The old Victorian naturalists had a way with words - usually too damn many to sort through. Let’s update the description with my favorite quote about the rainforest.
As biologists, Adrian Forsyth and Ken Miyata spent years in the tropical forests of Central and South America making astute observations. In Tropical Nature, published in 1984, they broke down the complexity of describing the key feature of a rainforest:
It is one of the ironies of tropical rain forest that common species are rare and rare species are common.
Brevity is clarity. This single sentence shines a bright light on the rare nature of rainforest ecology. It makes sense out of everything written by Wallace or Darwin.
Now that you understand the simple elegance of rainforest plant diversity, let’s throw some hard statistics into the equation. In the 1980s in Malaysia, scientists studied the floristic composition of a 50-hectare (equivalent to 123 acres or 70 soccer fields) plot located in the lowland ecosystem of Pasoh Forest Reserve. According to the researchers, this single plot area comprised of a total of 338,924 individual trees and 818 different tree species, representing 295 genera and 81 families.
Taking the diversity of tropical forests as compared to temperate zone forests, try to envision the difference and complexities of forest management practices (clearcutting vs. selective cutting). In terms of biological diversity, envision the loss of species due to deforestation, loss of nature reserves and habitat intrusion. And that’s without considering animal species.
Wallace collected species in the field and sold them to European buyers to support his work. This is one account of his attempt to summarize the main features of tropical vegetation:
The primeval forests of the equatorial zone are grand and overwhelming by their vastness, and by the display of a force of development and vigour of growth rarely or never witnessed in temperate climates. Among their best distinguishing features are the variety of forms and species which everywhere meet and grow side by side, and the extent to which parasites, epiphytes, and creepers fill up every available station with peculiar modes of life.

> _Information shown_
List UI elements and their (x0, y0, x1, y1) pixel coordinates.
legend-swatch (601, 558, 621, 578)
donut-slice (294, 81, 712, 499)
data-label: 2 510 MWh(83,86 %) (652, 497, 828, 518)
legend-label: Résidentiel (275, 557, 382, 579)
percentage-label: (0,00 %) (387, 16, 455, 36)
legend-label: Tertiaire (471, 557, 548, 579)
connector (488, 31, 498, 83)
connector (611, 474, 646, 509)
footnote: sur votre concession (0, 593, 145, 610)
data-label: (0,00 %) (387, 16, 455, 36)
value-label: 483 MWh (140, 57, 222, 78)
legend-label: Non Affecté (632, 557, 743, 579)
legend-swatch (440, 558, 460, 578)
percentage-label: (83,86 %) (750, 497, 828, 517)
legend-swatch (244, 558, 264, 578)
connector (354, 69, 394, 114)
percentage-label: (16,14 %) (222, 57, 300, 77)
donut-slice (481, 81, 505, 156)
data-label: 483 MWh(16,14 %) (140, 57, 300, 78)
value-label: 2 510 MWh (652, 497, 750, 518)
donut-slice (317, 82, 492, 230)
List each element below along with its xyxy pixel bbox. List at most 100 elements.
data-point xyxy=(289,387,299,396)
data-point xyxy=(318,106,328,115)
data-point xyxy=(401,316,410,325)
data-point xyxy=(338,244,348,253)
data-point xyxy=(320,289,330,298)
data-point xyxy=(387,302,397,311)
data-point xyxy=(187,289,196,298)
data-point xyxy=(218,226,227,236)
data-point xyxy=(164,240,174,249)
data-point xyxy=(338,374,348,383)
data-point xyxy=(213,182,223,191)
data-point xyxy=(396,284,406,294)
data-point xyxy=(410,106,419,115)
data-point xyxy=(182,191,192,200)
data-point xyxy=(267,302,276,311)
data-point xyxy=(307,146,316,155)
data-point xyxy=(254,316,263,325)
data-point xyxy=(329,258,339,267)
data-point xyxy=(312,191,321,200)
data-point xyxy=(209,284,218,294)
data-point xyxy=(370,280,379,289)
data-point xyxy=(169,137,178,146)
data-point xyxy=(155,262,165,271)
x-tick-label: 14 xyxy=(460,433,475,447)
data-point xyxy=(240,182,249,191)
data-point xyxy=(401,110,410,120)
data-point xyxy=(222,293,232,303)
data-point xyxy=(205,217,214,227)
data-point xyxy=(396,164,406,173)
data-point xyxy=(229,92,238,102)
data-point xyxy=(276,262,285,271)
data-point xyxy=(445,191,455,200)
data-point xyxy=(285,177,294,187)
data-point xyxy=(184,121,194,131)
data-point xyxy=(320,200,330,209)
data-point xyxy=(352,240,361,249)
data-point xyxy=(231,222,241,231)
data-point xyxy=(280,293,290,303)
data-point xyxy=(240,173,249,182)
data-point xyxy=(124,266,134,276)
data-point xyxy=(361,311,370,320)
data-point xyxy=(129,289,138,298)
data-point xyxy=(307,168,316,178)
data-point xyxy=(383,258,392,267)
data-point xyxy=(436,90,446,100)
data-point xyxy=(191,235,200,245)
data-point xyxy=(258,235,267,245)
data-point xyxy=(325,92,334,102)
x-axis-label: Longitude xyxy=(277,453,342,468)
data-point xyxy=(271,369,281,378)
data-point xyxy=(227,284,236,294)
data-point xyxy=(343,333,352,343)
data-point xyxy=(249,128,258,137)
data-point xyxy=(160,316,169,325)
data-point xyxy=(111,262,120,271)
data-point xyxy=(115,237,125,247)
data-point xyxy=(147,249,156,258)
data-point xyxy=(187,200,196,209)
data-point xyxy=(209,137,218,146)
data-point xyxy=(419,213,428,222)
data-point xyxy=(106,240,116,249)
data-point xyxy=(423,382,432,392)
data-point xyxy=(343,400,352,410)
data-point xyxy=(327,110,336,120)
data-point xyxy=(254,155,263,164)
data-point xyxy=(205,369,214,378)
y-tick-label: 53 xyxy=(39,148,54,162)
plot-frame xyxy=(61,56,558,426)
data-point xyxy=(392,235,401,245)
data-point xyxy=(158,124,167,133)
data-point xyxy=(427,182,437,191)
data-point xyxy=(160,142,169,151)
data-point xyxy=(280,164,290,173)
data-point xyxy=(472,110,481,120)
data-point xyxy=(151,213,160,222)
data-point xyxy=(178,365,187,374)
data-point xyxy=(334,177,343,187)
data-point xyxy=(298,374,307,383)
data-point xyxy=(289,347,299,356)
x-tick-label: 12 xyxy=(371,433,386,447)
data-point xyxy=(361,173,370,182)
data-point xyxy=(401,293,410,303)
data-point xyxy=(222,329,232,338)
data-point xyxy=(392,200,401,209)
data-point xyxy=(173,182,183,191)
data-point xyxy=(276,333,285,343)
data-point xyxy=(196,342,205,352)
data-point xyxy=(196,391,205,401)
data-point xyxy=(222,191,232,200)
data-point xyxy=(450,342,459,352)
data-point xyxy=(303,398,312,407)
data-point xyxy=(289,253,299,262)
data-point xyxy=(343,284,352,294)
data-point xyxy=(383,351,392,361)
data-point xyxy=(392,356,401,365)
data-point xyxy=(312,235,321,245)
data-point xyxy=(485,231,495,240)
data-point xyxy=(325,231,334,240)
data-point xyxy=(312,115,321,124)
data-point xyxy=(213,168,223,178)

> _Assignment 1_
List every person named in the rainforest text.
> _Assignment 2_
Carry on the rainforest text, starting after its final sentence.
The material has nothing to do with the rainforest text.

> _Task answer 1_
Adrian Forsyth, Ken Miyata, Wallace, Darwin

> _Task answer 2_
Competition for sunlight, water and nutrients is fierce in the jungle. This makes it more difficult for common species to survive and allows for rare species to thrive. Here’s how Wallace interpreted the dilemma:
… the never-ceasing struggle for existence between the various species in the same area has resulted in a nice balance of organic forces, which gives the advantage, now to one, now to another, species, and prevents any one type of vegetation from monopolising territory to the exclusion of the rest.
Temperate forests exude grandeur on a linear plane, over a landscape terrain. It reveals the strength and beauty of dominant species communities by stretching them out far and wide. In the rainforest, the linear plane is vertical. The horizontal plane is too broken by species diversity to expose its overall grandeur. Every species is trying to reach or capture the sun or find a separate niche for survival.
This vertical structure gives rise to the prevalence of rainforest descriptive terms such as “cathedrals” and “temples” and the exalted sense of majesty and magnitude. During his long voyage of discovery, Charles Darwin encountered equatorial forests and gave high praise:
Among the scenes which are deeply impressed on my mind, none exceed in sublimity the primeval [tropical] forests, ... temples filled with the varied productions of the God of Nature. No one can stand in these solitudes unmoved, and not feel that there is more in man than the mere breath of his body.
As humans, we’d be better off to understand and apply the dynamics of diversity within the rainforest as a means for species survival and well being. And realize that our grandeur lies in being rare too.